Dataset records:
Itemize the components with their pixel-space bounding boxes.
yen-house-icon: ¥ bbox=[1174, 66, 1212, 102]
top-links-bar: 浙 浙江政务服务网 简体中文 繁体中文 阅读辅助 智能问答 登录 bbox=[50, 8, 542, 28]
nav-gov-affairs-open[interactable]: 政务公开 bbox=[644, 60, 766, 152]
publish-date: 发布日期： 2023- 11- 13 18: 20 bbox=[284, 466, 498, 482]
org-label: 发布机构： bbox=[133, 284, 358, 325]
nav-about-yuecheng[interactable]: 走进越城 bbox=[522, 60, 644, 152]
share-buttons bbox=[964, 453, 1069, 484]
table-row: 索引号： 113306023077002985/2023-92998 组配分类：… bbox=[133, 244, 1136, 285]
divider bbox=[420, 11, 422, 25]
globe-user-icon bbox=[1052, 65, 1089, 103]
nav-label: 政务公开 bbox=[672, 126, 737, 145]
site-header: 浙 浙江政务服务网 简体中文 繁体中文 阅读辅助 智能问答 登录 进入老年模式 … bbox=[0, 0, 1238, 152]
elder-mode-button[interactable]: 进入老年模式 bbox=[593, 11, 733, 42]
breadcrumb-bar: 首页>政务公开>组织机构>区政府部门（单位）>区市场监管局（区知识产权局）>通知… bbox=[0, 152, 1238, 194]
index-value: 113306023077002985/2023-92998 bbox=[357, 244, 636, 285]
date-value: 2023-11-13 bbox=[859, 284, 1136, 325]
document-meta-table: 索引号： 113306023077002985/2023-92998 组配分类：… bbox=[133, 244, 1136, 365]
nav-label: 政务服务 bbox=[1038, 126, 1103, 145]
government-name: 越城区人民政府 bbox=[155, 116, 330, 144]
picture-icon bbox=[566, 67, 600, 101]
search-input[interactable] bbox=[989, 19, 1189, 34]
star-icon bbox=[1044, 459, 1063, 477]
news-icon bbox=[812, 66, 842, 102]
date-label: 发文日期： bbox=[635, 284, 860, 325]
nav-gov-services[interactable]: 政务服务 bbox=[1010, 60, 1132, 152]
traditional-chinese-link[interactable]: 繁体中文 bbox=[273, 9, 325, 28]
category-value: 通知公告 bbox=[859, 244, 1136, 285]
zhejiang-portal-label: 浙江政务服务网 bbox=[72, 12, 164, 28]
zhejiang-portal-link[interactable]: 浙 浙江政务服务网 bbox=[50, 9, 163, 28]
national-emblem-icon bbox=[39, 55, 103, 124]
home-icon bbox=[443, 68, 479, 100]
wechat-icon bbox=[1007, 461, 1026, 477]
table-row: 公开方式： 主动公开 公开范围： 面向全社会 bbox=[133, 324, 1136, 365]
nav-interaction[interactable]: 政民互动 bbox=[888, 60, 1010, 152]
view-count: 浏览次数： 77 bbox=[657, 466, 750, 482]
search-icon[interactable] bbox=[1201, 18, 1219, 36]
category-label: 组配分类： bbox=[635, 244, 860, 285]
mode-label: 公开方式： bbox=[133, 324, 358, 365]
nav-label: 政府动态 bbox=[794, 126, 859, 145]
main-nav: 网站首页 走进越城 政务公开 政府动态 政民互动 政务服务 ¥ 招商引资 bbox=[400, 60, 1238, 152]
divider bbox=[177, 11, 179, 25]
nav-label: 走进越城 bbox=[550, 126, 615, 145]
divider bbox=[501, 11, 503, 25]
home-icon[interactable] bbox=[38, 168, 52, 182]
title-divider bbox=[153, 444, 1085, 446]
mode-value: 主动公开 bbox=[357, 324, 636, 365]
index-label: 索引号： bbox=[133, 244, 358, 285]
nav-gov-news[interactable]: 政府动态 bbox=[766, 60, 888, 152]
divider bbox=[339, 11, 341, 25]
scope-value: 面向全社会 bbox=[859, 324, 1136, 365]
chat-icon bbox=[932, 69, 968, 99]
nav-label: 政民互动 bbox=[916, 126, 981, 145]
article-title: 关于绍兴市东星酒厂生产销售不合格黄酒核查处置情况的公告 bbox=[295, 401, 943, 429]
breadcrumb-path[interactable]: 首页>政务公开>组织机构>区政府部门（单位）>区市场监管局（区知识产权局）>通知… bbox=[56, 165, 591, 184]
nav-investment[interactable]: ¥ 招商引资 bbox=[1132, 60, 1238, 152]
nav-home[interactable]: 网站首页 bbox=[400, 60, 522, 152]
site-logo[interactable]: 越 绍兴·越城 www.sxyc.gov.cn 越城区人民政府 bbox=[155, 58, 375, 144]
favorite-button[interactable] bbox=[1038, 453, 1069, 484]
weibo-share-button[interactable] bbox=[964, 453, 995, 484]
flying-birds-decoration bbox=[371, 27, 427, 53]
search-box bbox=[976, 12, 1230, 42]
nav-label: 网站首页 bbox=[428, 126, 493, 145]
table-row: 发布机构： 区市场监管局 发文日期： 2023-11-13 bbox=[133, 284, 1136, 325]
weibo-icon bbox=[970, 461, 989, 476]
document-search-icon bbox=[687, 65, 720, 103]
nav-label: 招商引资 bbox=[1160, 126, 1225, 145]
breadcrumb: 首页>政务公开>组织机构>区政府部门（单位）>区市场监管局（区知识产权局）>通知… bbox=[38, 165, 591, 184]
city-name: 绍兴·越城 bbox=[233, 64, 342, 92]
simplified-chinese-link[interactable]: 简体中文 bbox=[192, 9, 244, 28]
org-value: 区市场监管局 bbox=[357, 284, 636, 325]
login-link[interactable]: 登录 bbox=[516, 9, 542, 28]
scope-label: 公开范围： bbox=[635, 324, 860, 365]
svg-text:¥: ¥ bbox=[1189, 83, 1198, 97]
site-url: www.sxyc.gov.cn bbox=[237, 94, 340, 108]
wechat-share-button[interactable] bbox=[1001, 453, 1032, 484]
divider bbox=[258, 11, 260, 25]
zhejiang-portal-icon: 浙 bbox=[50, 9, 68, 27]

**Exercise brief**: Lay out every line of the data above as a JSON list of strings, one string per line, with blank lines omitted.

**Complete response**:
[
  "Itemize the components with their pixel-space bounding boxes.",
  "yen-house-icon: ¥ bbox=[1174, 66, 1212, 102]",
  "top-links-bar: 浙 浙江政务服务网 简体中文 繁体中文 阅读辅助 智能问答 登录 bbox=[50, 8, 542, 28]",
  "nav-gov-affairs-open[interactable]: 政务公开 bbox=[644, 60, 766, 152]",
  "publish-date: 发布日期： 2023- 11- 13 18: 20 bbox=[284, 466, 498, 482]",
  "org-label: 发布机构： bbox=[133, 284, 358, 325]",
  "nav-about-yuecheng[interactable]: 走进越城 bbox=[522, 60, 644, 152]",
  "share-buttons bbox=[964, 453, 1069, 484]",
  "table-row: 索引号： 113306023077002985/2023-92998 组配分类：… bbox=[133, 244, 1136, 285]",
  "divider bbox=[420, 11, 422, 25]",
  "globe-user-icon bbox=[1052, 65, 1089, 103]",
  "nav-label: 政务公开 bbox=[672, 126, 737, 145]",
  "site-header: 浙 浙江政务服务网 简体中文 繁体中文 阅读辅助 智能问答 登录 进入老年模式 … bbox=[0, 0, 1238, 152]",
  "elder-mode-button[interactable]: 进入老年模式 bbox=[593, 11, 733, 42]",
  "breadcrumb-bar: 首页>政务公开>组织机构>区政府部门（单位）>区市场监管局（区知识产权局）>通知… bbox=[0, 152, 1238, 194]",
  "index-value: 113306023077002985/2023-92998 bbox=[357, 244, 636, 285]",
  "date-value: 2023-11-13 bbox=[859, 284, 1136, 325]",
  "document-meta-table: 索引号： 113306023077002985/2023-92998 组配分类：… bbox=[133, 244, 1136, 365]",
  "nav-label: 政务服务 bbox=[1038, 126, 1103, 145]",
  "government-name: 越城区人民政府 bbox=[155, 116, 330, 144]",
  "picture-icon bbox=[566, 67, 600, 101]",
  "search-input[interactable] bbox=[989, 19, 1189, 34]",
  "star-icon bbox=[1044, 459, 1063, 477]",
  "news-icon bbox=[812, 66, 842, 102]",
  "date-label: 发文日期： bbox=[635, 284, 860, 325]",
  "nav-gov-services[interactable]: 政务服务 bbox=[1010, 60, 1132, 152]",
  "traditional-chinese-link[interactable]: 繁体中文 bbox=[273, 9, 325, 28]",
  "category-value: 通知公告 bbox=[859, 244, 1136, 285]",
  "zhejiang-portal-label: 浙江政务服务网 bbox=[72, 12, 164, 28]",
  "zhejiang-portal-link[interactable]: 浙 浙江政务服务网 bbox=[50, 9, 163, 28]",
  "national-emblem-icon bbox=[39, 55, 103, 124]",
  "home-icon bbox=[443, 68, 479, 100]",
  "wechat-icon bbox=[1007, 461, 1026, 477]",
  "table-row: 公开方式： 主动公开 公开范围： 面向全社会 bbox=[133, 324, 1136, 365]",
  "nav-interaction[interactable]: 政民互动 bbox=[888, 60, 1010, 152]",
  "view-count: 浏览次数： 77 bbox=[657, 466, 750, 482]",
  "search-icon[interactable] bbox=[1201, 18, 1219, 36]",
  "category-label: 组配分类： bbox=[635, 244, 860, 285]",
  "mode-label: 公开方式： bbox=[133, 324, 358, 365]",
  "nav-label: 政府动态 bbox=[794, 126, 859, 145]",
  "main-nav: 网站首页 走进越城 政务公开 政府动态 政民互动 政务服务 ¥ 招商引资 bbox=[400, 60, 1238, 152]",
  "divider bbox=[177, 11, 179, 25]",
  "nav-label: 走进越城 bbox=[550, 126, 615, 145]",
  "divider bbox=[501, 11, 503, 25]",
  "home-icon[interactable] bbox=[38, 168, 52, 182]",
  "title-divider bbox=[153, 444, 1085, 446]",
  "mode-value: 主动公开 bbox=[357, 324, 636, 365]",
  "index-label: 索引号： bbox=[133, 244, 358, 285]",
  "nav-gov-news[interactable]: 政府动态 bbox=[766, 60, 888, 152]",
  "divider bbox=[339, 11, 341, 25]",
  "scope-value: 面向全社会 bbox=[859, 324, 1136, 365]",
  "chat-icon bbox=[932, 69, 968, 99]",
  "nav-label: 政民互动 bbox=[916, 126, 981, 145]",
  "article-title: 关于绍兴市东星酒厂生产销售不合格黄酒核查处置情况的公告 bbox=[295, 401, 943, 429]",
  "breadcrumb-path[interactable]: 首页>政务公开>组织机构>区政府部门（单位）>区市场监管局（区知识产权局）>通知… bbox=[56, 165, 591, 184]",
  "nav-investment[interactable]: ¥ 招商引资 bbox=[1132, 60, 1238, 152]",
  "nav-home[interactable]: 网站首页 bbox=[400, 60, 522, 152]",
  "site-logo[interactable]: 越 绍兴·越城 www.sxyc.gov.cn 越城区人民政府 bbox=[155, 58, 375, 144]",
  "favorite-button[interactable] bbox=[1038, 453, 1069, 484]",
  "weibo-share-button[interactable] bbox=[964, 453, 995, 484]",
  "flying-birds-decoration bbox=[371, 27, 427, 53]",
  "search-box bbox=[976, 12, 1230, 42]",
  "nav-label: 网站首页 bbox=[428, 126, 493, 145]",
  "table-row: 发布机构： 区市场监管局 发文日期： 2023-11-13 bbox=[133, 284, 1136, 325]",
  "weibo-icon bbox=[970, 461, 989, 476]",
  "document-search-icon bbox=[687, 65, 720, 103]",
  "nav-label: 招商引资 bbox=[1160, 126, 1225, 145]",
  "breadcrumb: 首页>政务公开>组织机构>区政府部门（单位）>区市场监管局（区知识产权局）>通知… bbox=[38, 165, 591, 184]",
  "city-name: 绍兴·越城 bbox=[233, 64, 342, 92]",
  "simplified-chinese-link[interactable]: 简体中文 bbox=[192, 9, 244, 28]",
  "org-value: 区市场监管局 bbox=[357, 284, 636, 325]",
  "login-link[interactable]: 登录 bbox=[516, 9, 542, 28]",
  "scope-label: 公开范围： bbox=[635, 324, 860, 365]",
  "svg-text:¥: ¥ bbox=[1189, 83, 1198, 97]",
  "site-url: www.sxyc.gov.cn bbox=[237, 94, 340, 108]",
  "wechat-share-button[interactable] bbox=[1001, 453, 1032, 484]",
  "divider bbox=[258, 11, 260, 25]",
  "zhejiang-portal-icon: 浙 bbox=[50, 9, 68, 27]"
]